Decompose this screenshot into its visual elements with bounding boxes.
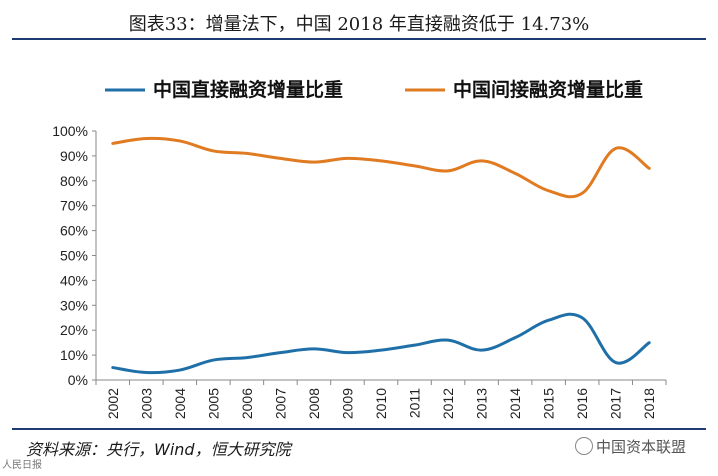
x-tick-label: 2010 bbox=[373, 388, 389, 419]
legend: 中国直接融资增量比重 中国间接融资增量比重 bbox=[105, 78, 643, 101]
x-tick-label: 2012 bbox=[440, 388, 456, 419]
x-tick-label: 2006 bbox=[239, 388, 255, 419]
x-tick-label: 2018 bbox=[641, 388, 657, 419]
y-tick-label: 30% bbox=[60, 297, 88, 313]
x-tick-label: 2017 bbox=[608, 388, 624, 419]
legend-label: 中国间接融资增量比重 bbox=[453, 78, 643, 101]
y-tick-label: 0% bbox=[68, 372, 88, 388]
x-tick-label: 2011 bbox=[407, 388, 423, 418]
x-tick-label: 2015 bbox=[541, 388, 557, 419]
y-tick-label: 60% bbox=[60, 223, 88, 239]
x-tick-label: 2013 bbox=[474, 388, 490, 419]
wechat-icon bbox=[575, 437, 593, 455]
x-tick-label: 2016 bbox=[574, 388, 590, 419]
series-line-direct bbox=[111, 312, 651, 375]
y-tick-label: 100% bbox=[52, 123, 88, 139]
x-tick-label: 2009 bbox=[339, 388, 355, 419]
x-tick-label: 2007 bbox=[272, 388, 288, 419]
corner-watermark: 人民日报 bbox=[2, 460, 42, 471]
x-tick-label: 2014 bbox=[507, 388, 523, 419]
y-tick-label: 10% bbox=[60, 347, 88, 363]
x-tick-label: 2008 bbox=[306, 388, 322, 419]
y-tick-label: 70% bbox=[60, 198, 88, 214]
source-rule bbox=[12, 428, 706, 430]
y-tick-label: 50% bbox=[60, 248, 88, 264]
axes bbox=[92, 130, 667, 385]
watermark-text: 中国资本联盟 bbox=[596, 438, 687, 456]
tick-labels: 0% 10% 20% 30% 40% 50% 60% 70% 80% 90% 100% 2002 200… bbox=[52, 123, 657, 419]
x-tick-label: 2004 bbox=[172, 388, 188, 419]
y-tick-label: 80% bbox=[60, 173, 88, 189]
source-note: 资料来源：央行，Wind，恒大研究院 bbox=[26, 440, 291, 459]
legend-label: 中国直接融资增量比重 bbox=[153, 78, 343, 101]
watermark: 中国资本联盟 bbox=[575, 436, 686, 457]
series-lines bbox=[111, 136, 651, 375]
series-line-indirect bbox=[111, 136, 651, 199]
title-rule bbox=[12, 38, 706, 40]
x-tick-label: 2005 bbox=[205, 388, 221, 419]
y-tick-label: 20% bbox=[60, 322, 88, 338]
x-tick-label: 2003 bbox=[138, 388, 154, 419]
x-tick-label: 2002 bbox=[105, 388, 121, 419]
y-tick-label: 90% bbox=[60, 148, 88, 164]
chart-title: 图表33：增量法下，中国 2018 年直接融资低于 14.73% bbox=[128, 14, 590, 35]
y-tick-label: 40% bbox=[60, 272, 88, 288]
line-chart: 中国直接融资增量比重 中国间接融资增量比重 0% 10% 20% 30% 40% 50% 60… bbox=[52, 78, 667, 419]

====================

== STATED PROBLEM ==
Locate each line in the data above that contains the string "source" and copy those lines in full. Matching is case-sensitive.

== OUTPUT ==
source-rule bbox=[12, 428, 706, 430]
source-note: 资料来源：央行，Wind，恒大研究院 bbox=[26, 440, 291, 459]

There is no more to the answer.